Given instruction. Reproduce each line of the material precisely.

[Supplied data start]

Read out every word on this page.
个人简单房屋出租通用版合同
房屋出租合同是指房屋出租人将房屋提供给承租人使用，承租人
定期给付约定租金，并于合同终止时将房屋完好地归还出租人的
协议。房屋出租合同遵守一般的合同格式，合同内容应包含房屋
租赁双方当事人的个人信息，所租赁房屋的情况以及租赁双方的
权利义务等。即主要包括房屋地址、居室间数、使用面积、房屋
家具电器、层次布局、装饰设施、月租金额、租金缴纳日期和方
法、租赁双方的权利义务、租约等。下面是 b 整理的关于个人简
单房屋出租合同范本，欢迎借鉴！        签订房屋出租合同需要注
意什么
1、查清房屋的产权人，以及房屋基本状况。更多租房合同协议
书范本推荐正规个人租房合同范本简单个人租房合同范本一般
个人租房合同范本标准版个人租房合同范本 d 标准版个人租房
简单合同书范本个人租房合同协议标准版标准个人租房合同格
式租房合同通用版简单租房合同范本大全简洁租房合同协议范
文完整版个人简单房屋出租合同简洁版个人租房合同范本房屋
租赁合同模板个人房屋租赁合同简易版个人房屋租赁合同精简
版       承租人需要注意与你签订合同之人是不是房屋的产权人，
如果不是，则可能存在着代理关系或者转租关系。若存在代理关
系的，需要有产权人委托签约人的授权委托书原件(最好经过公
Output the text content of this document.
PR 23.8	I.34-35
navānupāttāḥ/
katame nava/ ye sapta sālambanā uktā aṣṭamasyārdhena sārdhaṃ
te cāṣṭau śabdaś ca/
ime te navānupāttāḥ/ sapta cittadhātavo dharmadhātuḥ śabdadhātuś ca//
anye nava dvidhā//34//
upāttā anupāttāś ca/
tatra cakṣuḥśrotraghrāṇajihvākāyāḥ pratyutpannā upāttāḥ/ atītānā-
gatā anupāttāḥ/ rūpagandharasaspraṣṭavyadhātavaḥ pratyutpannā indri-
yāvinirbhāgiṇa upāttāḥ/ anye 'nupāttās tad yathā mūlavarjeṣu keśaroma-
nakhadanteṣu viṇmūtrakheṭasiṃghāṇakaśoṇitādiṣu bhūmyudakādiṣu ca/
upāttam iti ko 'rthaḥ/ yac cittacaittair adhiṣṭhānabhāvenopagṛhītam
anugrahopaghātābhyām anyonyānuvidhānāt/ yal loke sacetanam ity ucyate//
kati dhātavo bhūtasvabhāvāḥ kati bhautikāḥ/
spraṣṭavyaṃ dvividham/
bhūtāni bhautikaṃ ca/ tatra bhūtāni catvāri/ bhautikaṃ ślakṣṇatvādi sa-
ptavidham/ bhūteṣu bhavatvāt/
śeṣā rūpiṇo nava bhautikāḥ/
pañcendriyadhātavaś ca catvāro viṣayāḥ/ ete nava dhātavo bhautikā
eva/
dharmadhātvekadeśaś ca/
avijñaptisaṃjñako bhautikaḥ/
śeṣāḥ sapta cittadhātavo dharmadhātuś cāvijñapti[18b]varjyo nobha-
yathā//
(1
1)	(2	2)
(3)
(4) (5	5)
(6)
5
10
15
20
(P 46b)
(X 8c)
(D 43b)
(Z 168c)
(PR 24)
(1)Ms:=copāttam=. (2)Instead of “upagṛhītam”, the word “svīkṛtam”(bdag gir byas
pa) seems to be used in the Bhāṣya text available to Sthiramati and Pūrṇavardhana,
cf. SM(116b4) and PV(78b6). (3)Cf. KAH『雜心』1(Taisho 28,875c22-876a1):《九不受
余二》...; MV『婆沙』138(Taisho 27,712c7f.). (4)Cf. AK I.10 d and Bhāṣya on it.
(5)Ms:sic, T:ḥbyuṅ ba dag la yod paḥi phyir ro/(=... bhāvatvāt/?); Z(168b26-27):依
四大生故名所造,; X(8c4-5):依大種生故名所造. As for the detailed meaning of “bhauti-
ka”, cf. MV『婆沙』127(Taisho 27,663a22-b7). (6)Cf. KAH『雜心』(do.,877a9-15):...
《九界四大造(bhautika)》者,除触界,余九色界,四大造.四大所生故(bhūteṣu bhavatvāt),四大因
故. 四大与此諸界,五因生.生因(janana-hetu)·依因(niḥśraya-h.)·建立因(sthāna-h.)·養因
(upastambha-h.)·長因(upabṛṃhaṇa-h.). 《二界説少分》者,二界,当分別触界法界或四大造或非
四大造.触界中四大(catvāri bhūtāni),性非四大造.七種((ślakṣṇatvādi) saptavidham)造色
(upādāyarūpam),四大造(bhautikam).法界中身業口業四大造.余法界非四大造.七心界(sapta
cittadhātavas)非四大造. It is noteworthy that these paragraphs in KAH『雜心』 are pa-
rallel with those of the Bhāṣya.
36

[Supplied data end]

Result of this task.
Read out every word on this page.
个人简单房屋出租通用版合同
房屋出租合同是指房屋出租人将房屋提供给承租人使用，承租人
定期给付约定租金，并于合同终止时将房屋完好地归还出租人的
协议。房屋出租合同遵守一般的合同格式，合同内容应包含房屋
租赁双方当事人的个人信息，所租赁房屋的情况以及租赁双方的
权利义务等。即主要包括房屋地址、居室间数、使用面积、房屋
家具电器、层次布局、装饰设施、月租金额、租金缴纳日期和方
法、租赁双方的权利义务、租约等。下面是 b 整理的关于个人简
单房屋出租合同范本，欢迎借鉴！        签订房屋出租合同需要注
意什么
1、查清房屋的产权人，以及房屋基本状况。更多租房合同协议
书范本推荐正规个人租房合同范本简单个人租房合同范本一般
个人租房合同范本标准版个人租房合同范本 d 标准版个人租房
简单合同书范本个人租房合同协议标准版标准个人租房合同格
式租房合同通用版简单租房合同范本大全简洁租房合同协议范
文完整版个人简单房屋出租合同简洁版个人租房合同范本房屋
租赁合同模板个人房屋租赁合同简易版个人房屋租赁合同精简
版       承租人需要注意与你签订合同之人是不是房屋的产权人，
如果不是，则可能存在着代理关系或者转租关系。若存在代理关
系的，需要有产权人委托签约人的授权委托书原件(最好经过公
Output the text content of this document.
PR 23.8	I.34-35
navānupāttāḥ/
katame nava/ ye sapta sālambanā uktā aṣṭamasyārdhena sārdhaṃ
te cāṣṭau śabdaś ca/
ime te navānupāttāḥ/ sapta cittadhātavo dharmadhātuḥ śabdadhātuś ca//
anye nava dvidhā//34//
upāttā anupāttāś ca/
tatra cakṣuḥśrotraghrāṇajihvākāyāḥ pratyutpannā upāttāḥ/ atītānā-
gatā anupāttāḥ/ rūpagandharasaspraṣṭavyadhātavaḥ pratyutpannā indri-
yāvinirbhāgiṇa upāttāḥ/ anye 'nupāttās tad yathā mūlavarjeṣu keśaroma-
nakhadanteṣu viṇmūtrakheṭasiṃghāṇakaśoṇitādiṣu bhūmyudakādiṣu ca/
upāttam iti ko 'rthaḥ/ yac cittacaittair adhiṣṭhānabhāvenopagṛhītam
anugrahopaghātābhyām anyonyānuvidhānāt/ yal loke sacetanam ity ucyate//
kati dhātavo bhūtasvabhāvāḥ kati bhautikāḥ/
spraṣṭavyaṃ dvividham/
bhūtāni bhautikaṃ ca/ tatra bhūtāni catvāri/ bhautikaṃ ślakṣṇatvādi sa-
ptavidham/ bhūteṣu bhavatvāt/
śeṣā rūpiṇo nava bhautikāḥ/
pañcendriyadhātavaś ca catvāro viṣayāḥ/ ete nava dhātavo bhautikā
eva/
dharmadhātvekadeśaś ca/
avijñaptisaṃjñako bhautikaḥ/
śeṣāḥ sapta cittadhātavo dharmadhātuś cāvijñapti[18b]varjyo nobha-
yathā//
(1
1)	(2	2)
(3)
(4) (5	5)
(6)
5
10
15
20
(P 46b)
(X 8c)
(D 43b)
(Z 168c)
(PR 24)
(1)Ms:=copāttam=. (2)Instead of “upagṛhītam”, the word “svīkṛtam”(bdag gir byas
pa) seems to be used in the Bhāṣya text available to Sthiramati and Pūrṇavardhana,
cf. SM(116b4) and PV(78b6). (3)Cf. KAH『雜心』1(Taisho 28,875c22-876a1):《九不受
余二》...; MV『婆沙』138(Taisho 27,712c7f.). (4)Cf. AK I.10 d and Bhāṣya on it.
(5)Ms:sic, T:ḥbyuṅ ba dag la yod paḥi phyir ro/(=... bhāvatvāt/?); Z(168b26-27):依
四大生故名所造,; X(8c4-5):依大種生故名所造. As for the detailed meaning of “bhauti-
ka”, cf. MV『婆沙』127(Taisho 27,663a22-b7). (6)Cf. KAH『雜心』(do.,877a9-15):...
《九界四大造(bhautika)》者,除触界,余九色界,四大造.四大所生故(bhūteṣu bhavatvāt),四大因
故. 四大与此諸界,五因生.生因(janana-hetu)·依因(niḥśraya-h.)·建立因(sthāna-h.)·養因
(upastambha-h.)·長因(upabṛṃhaṇa-h.). 《二界説少分》者,二界,当分別触界法界或四大造或非
四大造.触界中四大(catvāri bhūtāni),性非四大造.七種((ślakṣṇatvādi) saptavidham)造色
(upādāyarūpam),四大造(bhautikam).法界中身業口業四大造.余法界非四大造.七心界(sapta
cittadhātavas)非四大造. It is noteworthy that these paragraphs in KAH『雜心』 are pa-
rallel with those of the Bhāṣya.
36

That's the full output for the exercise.